◆ **SHORT EXERCISE**
Emit the entire listing verbatim.

◆ **DATASET EXTRACT**
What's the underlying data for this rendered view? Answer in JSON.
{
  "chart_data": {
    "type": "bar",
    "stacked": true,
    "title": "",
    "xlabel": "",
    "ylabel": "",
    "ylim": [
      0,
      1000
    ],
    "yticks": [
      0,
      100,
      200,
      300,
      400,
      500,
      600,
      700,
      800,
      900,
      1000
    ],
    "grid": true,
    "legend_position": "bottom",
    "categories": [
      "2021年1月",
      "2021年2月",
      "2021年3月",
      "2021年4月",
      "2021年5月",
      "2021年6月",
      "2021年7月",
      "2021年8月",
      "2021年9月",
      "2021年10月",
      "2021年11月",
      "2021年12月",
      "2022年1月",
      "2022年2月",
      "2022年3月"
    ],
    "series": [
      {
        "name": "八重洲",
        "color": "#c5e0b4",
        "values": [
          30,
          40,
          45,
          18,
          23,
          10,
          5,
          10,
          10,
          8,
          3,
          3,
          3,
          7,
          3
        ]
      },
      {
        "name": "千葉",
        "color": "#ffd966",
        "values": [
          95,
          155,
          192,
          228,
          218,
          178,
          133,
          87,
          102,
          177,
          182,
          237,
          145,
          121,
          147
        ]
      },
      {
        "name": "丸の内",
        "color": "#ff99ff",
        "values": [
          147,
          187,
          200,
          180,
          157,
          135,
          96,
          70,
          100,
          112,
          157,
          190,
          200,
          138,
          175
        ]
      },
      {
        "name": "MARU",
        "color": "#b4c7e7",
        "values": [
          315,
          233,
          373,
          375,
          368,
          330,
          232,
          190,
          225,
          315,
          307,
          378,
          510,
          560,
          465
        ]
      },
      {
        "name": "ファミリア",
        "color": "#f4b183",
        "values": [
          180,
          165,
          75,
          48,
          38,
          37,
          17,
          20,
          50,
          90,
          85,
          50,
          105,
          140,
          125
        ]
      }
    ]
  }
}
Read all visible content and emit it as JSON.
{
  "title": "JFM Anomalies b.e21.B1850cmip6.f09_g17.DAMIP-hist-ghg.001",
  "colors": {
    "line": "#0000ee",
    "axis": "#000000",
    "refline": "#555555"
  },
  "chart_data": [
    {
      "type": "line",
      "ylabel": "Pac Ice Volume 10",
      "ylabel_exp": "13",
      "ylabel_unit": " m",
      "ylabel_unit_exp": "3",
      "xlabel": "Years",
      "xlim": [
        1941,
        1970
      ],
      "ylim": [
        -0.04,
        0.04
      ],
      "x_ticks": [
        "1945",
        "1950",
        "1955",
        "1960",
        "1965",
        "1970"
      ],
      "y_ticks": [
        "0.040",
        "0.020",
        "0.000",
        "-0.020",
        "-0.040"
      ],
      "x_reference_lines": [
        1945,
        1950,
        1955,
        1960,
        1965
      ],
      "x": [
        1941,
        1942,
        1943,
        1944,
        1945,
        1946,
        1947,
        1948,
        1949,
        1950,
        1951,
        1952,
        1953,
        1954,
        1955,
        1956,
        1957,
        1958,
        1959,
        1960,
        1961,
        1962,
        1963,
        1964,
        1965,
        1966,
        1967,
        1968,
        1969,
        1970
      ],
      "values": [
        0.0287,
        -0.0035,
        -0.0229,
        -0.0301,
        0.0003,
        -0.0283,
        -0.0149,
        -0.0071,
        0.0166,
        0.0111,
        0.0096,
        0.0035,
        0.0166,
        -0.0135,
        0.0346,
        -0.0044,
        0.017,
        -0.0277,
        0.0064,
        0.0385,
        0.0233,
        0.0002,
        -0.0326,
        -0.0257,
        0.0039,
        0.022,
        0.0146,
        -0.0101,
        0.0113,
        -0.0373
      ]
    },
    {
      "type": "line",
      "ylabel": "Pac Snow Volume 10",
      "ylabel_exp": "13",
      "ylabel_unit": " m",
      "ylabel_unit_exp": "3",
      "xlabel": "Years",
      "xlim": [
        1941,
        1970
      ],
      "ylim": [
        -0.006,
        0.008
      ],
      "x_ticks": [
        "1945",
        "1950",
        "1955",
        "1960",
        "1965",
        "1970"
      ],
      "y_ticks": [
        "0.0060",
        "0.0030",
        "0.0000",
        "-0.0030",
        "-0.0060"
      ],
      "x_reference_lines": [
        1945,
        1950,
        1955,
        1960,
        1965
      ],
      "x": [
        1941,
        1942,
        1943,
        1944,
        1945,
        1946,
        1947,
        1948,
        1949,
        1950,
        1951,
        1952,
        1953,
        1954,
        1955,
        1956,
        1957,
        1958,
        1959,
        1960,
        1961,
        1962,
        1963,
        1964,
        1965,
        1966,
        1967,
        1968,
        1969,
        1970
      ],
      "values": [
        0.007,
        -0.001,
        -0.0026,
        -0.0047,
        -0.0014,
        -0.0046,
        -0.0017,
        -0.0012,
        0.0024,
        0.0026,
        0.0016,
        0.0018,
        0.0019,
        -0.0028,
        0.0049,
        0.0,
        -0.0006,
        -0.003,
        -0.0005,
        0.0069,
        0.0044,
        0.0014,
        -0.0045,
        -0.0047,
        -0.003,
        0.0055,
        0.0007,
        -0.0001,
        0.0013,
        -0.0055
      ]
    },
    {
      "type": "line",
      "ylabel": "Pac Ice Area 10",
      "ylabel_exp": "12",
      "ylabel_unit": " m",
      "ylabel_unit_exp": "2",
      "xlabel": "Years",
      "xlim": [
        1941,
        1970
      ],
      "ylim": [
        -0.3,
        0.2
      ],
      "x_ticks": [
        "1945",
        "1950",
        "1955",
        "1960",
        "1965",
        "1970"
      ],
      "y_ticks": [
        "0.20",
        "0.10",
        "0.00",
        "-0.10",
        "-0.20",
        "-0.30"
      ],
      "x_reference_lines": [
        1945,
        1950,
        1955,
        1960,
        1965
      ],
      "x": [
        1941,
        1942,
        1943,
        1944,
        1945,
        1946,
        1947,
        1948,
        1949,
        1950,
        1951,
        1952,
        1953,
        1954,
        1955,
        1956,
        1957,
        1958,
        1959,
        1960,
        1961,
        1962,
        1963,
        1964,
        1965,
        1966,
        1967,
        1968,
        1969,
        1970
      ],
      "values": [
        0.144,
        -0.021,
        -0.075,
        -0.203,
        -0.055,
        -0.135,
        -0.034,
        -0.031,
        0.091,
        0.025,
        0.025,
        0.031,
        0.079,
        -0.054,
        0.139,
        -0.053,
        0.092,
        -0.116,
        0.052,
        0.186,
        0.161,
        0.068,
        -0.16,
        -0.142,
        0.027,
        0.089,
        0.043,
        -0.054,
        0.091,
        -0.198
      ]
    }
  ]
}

◆ **WRITTEN RESPONSE**
What's the underlying data for this rendered view? Answer in JSON.
{
  "chart_data": {
    "type": "bar",
    "stacked": true,
    "title": "",
    "xlabel": "",
    "ylabel": "",
    "ylim": [
      0,
      1000
    ],
    "yticks": [
      0,
      100,
      200,
      300,
      400,
      500,
      600,
      700,
      800,
      900,
      1000
    ],
    "grid": true,
    "legend_position": "bottom",
    "categories": [
      "2021年1月",
      "2021年2月",
      "2021年3月",
      "2021年4月",
      "2021年5月",
      "2021年6月",
      "2021年7月",
      "2021年8月",
      "2021年9月",
      "2021年10月",
      "2021年11月",
      "2021年12月",
      "2022年1月",
      "2022年2月",
      "2022年3月"
    ],
    "series": [
      {
        "name": "八重洲",
        "color": "#c5e0b4",
        "values": [
          30,
          40,
          45,
          18,
          23,
          10,
          5,
          10,
          10,
          8,
          3,
          3,
          3,
          7,
          3
        ]
      },
      {
        "name": "千葉",
        "color": "#ffd966",
        "values": [
          95,
          155,
          192,
          228,
          218,
          178,
          133,
          87,
          102,
          177,
          182,
          237,
          145,
          121,
          147
        ]
      },
      {
        "name": "丸の内",
        "color": "#ff99ff",
        "values": [
          147,
          187,
          200,
          180,
          157,
          135,
          96,
          70,
          100,
          112,
          157,
          190,
          200,
          138,
          175
        ]
      },
      {
        "name": "MARU",
        "color": "#b4c7e7",
        "values": [
          315,
          233,
          373,
          375,
          368,
          330,
          232,
          190,
          225,
          315,
          307,
          378,
          510,
          560,
          465
        ]
      },
      {
        "name": "ファミリア",
        "color": "#f4b183",
        "values": [
          180,
          165,
          75,
          48,
          38,
          37,
          17,
          20,
          50,
          90,
          85,
          50,
          105,
          140,
          125
        ]
      }
    ]
  }
}
Read all visible content and emit it as JSON.
{
  "title": "JFM Anomalies b.e21.B1850cmip6.f09_g17.DAMIP-hist-ghg.001",
  "colors": {
    "line": "#0000ee",
    "axis": "#000000",
    "refline": "#555555"
  },
  "chart_data": [
    {
      "type": "line",
      "ylabel": "Pac Ice Volume 10",
      "ylabel_exp": "13",
      "ylabel_unit": " m",
      "ylabel_unit_exp": "3",
      "xlabel": "Years",
      "xlim": [
        1941,
        1970
      ],
      "ylim": [
        -0.04,
        0.04
      ],
      "x_ticks": [
        "1945",
        "1950",
        "1955",
        "1960",
        "1965",
        "1970"
      ],
      "y_ticks": [
        "0.040",
        "0.020",
        "0.000",
        "-0.020",
        "-0.040"
      ],
      "x_reference_lines": [
        1945,
        1950,
        1955,
        1960,
        1965
      ],
      "x": [
        1941,
        1942,
        1943,
        1944,
        1945,
        1946,
        1947,
        1948,
        1949,
        1950,
        1951,
        1952,
        1953,
        1954,
        1955,
        1956,
        1957,
        1958,
        1959,
        1960,
        1961,
        1962,
        1963,
        1964,
        1965,
        1966,
        1967,
        1968,
        1969,
        1970
      ],
      "values": [
        0.0287,
        -0.0035,
        -0.0229,
        -0.0301,
        0.0003,
        -0.0283,
        -0.0149,
        -0.0071,
        0.0166,
        0.0111,
        0.0096,
        0.0035,
        0.0166,
        -0.0135,
        0.0346,
        -0.0044,
        0.017,
        -0.0277,
        0.0064,
        0.0385,
        0.0233,
        0.0002,
        -0.0326,
        -0.0257,
        0.0039,
        0.022,
        0.0146,
        -0.0101,
        0.0113,
        -0.0373
      ]
    },
    {
      "type": "line",
      "ylabel": "Pac Snow Volume 10",
      "ylabel_exp": "13",
      "ylabel_unit": " m",
      "ylabel_unit_exp": "3",
      "xlabel": "Years",
      "xlim": [
        1941,
        1970
      ],
      "ylim": [
        -0.006,
        0.008
      ],
      "x_ticks": [
        "1945",
        "1950",
        "1955",
        "1960",
        "1965",
        "1970"
      ],
      "y_ticks": [
        "0.0060",
        "0.0030",
        "0.0000",
        "-0.0030",
        "-0.0060"
      ],
      "x_reference_lines": [
        1945,
        1950,
        1955,
        1960,
        1965
      ],
      "x": [
        1941,
        1942,
        1943,
        1944,
        1945,
        1946,
        1947,
        1948,
        1949,
        1950,
        1951,
        1952,
        1953,
        1954,
        1955,
        1956,
        1957,
        1958,
        1959,
        1960,
        1961,
        1962,
        1963,
        1964,
        1965,
        1966,
        1967,
        1968,
        1969,
        1970
      ],
      "values": [
        0.007,
        -0.001,
        -0.0026,
        -0.0047,
        -0.0014,
        -0.0046,
        -0.0017,
        -0.0012,
        0.0024,
        0.0026,
        0.0016,
        0.0018,
        0.0019,
        -0.0028,
        0.0049,
        0.0,
        -0.0006,
        -0.003,
        -0.0005,
        0.0069,
        0.0044,
        0.0014,
        -0.0045,
        -0.0047,
        -0.003,
        0.0055,
        0.0007,
        -0.0001,
        0.0013,
        -0.0055
      ]
    },
    {
      "type": "line",
      "ylabel": "Pac Ice Area 10",
      "ylabel_exp": "12",
      "ylabel_unit": " m",
      "ylabel_unit_exp": "2",
      "xlabel": "Years",
      "xlim": [
        1941,
        1970
      ],
      "ylim": [
        -0.3,
        0.2
      ],
      "x_ticks": [
        "1945",
        "1950",
        "1955",
        "1960",
        "1965",
        "1970"
      ],
      "y_ticks": [
        "0.20",
        "0.10",
        "0.00",
        "-0.10",
        "-0.20",
        "-0.30"
      ],
      "x_reference_lines": [
        1945,
        1950,
        1955,
        1960,
        1965
      ],
      "x": [
        1941,
        1942,
        1943,
        1944,
        1945,
        1946,
        1947,
        1948,
        1949,
        1950,
        1951,
        1952,
        1953,
        1954,
        1955,
        1956,
        1957,
        1958,
        1959,
        1960,
        1961,
        1962,
        1963,
        1964,
        1965,
        1966,
        1967,
        1968,
        1969,
        1970
      ],
      "values": [
        0.144,
        -0.021,
        -0.075,
        -0.203,
        -0.055,
        -0.135,
        -0.034,
        -0.031,
        0.091,
        0.025,
        0.025,
        0.031,
        0.079,
        -0.054,
        0.139,
        -0.053,
        0.092,
        -0.116,
        0.052,
        0.186,
        0.161,
        0.068,
        -0.16,
        -0.142,
        0.027,
        0.089,
        0.043,
        -0.054,
        0.091,
        -0.198
      ]
    }
  ]
}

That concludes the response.